**Set task:** Examine each line of the data. Copy those that contain the string "list".

**Provided material:**
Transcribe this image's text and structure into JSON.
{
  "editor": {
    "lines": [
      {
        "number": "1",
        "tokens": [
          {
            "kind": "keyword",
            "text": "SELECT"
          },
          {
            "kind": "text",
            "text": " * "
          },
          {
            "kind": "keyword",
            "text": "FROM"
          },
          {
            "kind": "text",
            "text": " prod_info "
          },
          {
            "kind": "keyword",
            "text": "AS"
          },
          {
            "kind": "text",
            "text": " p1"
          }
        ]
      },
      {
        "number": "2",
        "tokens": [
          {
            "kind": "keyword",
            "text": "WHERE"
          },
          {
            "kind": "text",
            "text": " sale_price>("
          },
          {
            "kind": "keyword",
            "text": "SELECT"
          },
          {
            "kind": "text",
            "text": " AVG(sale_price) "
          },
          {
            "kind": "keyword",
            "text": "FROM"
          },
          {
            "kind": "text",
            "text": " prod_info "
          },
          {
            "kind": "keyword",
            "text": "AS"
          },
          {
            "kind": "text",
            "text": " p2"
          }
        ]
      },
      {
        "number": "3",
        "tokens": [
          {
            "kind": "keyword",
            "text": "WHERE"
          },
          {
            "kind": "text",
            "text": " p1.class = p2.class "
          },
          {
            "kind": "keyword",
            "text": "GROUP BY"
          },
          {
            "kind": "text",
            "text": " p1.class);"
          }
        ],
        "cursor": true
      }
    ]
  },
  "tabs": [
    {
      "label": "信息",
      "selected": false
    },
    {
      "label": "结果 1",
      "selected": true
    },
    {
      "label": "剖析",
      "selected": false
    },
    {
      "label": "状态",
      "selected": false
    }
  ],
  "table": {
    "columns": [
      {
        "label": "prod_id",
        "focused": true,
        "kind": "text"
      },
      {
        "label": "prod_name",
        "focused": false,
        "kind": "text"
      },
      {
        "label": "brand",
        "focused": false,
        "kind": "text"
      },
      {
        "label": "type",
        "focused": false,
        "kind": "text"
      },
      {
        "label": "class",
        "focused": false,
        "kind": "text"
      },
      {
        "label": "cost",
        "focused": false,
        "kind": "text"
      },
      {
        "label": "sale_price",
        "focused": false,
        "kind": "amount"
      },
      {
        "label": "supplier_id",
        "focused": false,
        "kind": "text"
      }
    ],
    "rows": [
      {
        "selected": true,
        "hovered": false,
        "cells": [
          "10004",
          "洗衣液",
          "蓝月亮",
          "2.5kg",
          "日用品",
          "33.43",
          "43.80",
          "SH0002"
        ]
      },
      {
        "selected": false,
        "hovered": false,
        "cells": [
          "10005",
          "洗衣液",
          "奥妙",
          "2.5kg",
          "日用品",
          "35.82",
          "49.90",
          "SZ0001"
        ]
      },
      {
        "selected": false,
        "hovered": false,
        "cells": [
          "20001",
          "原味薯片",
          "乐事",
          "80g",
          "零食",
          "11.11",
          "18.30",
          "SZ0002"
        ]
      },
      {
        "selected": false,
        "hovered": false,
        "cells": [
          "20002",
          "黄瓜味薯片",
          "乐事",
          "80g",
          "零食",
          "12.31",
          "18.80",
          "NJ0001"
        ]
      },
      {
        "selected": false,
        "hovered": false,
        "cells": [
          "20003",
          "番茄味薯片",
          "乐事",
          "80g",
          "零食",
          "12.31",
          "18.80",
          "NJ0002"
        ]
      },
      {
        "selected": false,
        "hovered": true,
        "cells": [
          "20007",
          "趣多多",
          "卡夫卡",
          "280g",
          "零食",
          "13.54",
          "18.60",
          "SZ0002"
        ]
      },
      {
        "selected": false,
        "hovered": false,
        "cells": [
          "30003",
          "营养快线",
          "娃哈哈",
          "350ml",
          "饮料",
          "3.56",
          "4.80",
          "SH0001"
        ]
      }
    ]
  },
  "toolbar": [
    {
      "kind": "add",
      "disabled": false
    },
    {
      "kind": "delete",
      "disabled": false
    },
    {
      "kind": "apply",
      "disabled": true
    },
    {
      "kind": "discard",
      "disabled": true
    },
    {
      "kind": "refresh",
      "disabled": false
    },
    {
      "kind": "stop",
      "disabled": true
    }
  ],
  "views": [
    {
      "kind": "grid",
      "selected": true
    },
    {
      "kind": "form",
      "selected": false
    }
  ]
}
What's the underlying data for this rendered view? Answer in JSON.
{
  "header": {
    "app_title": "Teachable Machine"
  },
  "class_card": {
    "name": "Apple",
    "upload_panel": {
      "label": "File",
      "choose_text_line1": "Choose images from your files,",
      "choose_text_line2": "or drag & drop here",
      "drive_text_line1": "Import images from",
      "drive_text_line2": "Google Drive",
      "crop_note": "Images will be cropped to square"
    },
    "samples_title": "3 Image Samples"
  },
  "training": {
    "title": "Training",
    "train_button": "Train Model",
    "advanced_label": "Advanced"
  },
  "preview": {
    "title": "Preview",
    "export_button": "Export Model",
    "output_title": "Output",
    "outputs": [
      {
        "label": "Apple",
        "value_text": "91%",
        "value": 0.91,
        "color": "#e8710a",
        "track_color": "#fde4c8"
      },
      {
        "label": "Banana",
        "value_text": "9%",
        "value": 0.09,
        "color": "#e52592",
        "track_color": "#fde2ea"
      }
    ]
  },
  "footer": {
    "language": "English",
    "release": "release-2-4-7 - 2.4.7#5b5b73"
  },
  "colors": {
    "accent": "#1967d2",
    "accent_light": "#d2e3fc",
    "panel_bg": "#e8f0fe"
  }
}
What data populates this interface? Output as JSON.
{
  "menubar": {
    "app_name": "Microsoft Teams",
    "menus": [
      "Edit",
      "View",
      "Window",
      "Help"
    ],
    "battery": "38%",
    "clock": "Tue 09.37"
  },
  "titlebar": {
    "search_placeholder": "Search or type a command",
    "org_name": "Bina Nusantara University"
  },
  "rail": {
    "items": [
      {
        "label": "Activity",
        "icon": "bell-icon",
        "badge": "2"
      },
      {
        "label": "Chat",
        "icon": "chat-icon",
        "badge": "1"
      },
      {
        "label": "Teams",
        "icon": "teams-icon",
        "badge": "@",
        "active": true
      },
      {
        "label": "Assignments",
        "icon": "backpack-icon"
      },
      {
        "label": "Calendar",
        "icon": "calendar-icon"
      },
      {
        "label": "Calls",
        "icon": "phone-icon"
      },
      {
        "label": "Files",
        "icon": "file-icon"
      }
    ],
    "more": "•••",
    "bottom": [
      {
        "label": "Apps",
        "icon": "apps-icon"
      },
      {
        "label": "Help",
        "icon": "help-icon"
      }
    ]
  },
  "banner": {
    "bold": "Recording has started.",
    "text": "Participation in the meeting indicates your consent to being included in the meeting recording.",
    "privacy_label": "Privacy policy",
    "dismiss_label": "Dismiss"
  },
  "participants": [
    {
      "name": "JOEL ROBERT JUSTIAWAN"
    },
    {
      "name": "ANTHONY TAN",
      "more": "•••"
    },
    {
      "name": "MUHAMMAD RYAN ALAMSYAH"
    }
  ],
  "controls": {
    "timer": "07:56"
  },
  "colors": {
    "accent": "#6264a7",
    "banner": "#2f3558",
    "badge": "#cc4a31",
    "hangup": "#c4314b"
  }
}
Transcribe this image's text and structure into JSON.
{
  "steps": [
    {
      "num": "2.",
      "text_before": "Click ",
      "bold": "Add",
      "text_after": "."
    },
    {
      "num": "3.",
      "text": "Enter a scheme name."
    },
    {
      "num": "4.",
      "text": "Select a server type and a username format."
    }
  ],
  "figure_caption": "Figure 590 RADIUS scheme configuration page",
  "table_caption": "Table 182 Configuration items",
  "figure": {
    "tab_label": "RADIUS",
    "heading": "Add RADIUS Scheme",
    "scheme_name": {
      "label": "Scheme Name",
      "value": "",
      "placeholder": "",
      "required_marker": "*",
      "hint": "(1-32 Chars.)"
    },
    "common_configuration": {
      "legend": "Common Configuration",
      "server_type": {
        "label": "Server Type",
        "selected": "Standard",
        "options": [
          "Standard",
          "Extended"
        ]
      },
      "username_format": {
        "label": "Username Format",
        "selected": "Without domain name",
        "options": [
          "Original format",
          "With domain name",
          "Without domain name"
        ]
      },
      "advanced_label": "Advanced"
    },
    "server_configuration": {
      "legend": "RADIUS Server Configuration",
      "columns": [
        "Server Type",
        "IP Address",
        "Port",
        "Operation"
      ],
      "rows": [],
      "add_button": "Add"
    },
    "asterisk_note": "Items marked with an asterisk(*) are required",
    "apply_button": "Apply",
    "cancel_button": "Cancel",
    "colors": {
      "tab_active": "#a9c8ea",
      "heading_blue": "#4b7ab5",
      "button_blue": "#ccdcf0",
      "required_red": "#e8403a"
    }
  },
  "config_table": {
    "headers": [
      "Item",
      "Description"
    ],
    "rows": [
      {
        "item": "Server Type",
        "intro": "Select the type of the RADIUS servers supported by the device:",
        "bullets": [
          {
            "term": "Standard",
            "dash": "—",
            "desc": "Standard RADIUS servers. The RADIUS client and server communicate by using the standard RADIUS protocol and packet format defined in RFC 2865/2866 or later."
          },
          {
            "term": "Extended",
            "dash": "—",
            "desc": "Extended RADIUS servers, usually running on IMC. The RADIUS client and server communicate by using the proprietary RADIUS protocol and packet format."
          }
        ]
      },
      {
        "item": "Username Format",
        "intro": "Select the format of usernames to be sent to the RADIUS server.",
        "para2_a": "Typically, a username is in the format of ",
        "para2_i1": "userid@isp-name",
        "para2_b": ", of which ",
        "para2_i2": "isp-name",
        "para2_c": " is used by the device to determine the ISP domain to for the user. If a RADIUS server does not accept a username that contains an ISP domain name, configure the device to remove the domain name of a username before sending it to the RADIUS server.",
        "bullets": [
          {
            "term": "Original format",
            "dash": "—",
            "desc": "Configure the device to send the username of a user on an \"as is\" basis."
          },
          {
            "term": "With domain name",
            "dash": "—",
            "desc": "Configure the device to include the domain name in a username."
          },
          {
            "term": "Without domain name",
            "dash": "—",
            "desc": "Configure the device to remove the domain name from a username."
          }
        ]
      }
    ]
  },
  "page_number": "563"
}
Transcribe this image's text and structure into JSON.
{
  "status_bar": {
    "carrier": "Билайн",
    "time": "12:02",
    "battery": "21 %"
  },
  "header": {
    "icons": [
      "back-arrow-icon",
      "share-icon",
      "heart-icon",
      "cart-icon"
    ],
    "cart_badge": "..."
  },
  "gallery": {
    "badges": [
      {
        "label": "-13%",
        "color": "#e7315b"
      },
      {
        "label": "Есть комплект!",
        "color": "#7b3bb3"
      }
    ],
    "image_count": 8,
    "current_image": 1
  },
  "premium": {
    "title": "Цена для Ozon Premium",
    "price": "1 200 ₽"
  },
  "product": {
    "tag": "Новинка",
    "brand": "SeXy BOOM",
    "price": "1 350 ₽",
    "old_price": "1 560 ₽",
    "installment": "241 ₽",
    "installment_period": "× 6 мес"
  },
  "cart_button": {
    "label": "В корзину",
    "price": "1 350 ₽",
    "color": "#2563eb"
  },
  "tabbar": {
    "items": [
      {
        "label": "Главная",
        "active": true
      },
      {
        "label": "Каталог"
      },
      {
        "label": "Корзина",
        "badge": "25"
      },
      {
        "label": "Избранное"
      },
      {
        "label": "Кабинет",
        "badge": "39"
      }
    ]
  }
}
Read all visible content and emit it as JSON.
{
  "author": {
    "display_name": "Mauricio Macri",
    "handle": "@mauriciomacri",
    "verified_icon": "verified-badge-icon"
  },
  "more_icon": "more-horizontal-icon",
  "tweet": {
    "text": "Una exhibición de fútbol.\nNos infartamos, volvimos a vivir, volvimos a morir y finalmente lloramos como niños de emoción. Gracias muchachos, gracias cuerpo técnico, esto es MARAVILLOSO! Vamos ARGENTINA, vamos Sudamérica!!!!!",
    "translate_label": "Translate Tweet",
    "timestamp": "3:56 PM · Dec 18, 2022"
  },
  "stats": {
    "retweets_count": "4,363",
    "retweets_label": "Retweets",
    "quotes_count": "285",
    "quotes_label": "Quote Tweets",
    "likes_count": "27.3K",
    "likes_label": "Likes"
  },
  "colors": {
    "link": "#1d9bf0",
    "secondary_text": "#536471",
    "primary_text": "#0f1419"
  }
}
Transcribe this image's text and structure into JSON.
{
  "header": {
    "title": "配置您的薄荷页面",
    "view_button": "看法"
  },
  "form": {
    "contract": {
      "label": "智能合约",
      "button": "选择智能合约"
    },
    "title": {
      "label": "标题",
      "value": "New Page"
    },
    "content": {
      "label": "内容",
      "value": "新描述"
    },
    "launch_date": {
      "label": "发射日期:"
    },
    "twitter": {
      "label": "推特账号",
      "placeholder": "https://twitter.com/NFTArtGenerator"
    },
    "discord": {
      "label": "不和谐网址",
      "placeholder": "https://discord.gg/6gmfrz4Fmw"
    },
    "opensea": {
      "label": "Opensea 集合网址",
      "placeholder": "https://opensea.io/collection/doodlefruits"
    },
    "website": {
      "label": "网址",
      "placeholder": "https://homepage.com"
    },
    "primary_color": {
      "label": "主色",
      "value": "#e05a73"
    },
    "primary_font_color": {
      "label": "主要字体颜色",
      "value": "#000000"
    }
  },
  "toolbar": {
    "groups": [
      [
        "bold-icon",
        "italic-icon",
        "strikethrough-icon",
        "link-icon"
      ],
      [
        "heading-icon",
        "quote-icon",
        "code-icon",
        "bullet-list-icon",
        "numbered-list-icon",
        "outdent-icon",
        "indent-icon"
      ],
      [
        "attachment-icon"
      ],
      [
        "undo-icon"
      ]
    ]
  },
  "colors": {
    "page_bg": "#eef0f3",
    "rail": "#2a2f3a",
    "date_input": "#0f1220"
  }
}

**In response:**
        "bullet-list-icon",
        "numbered-list-icon",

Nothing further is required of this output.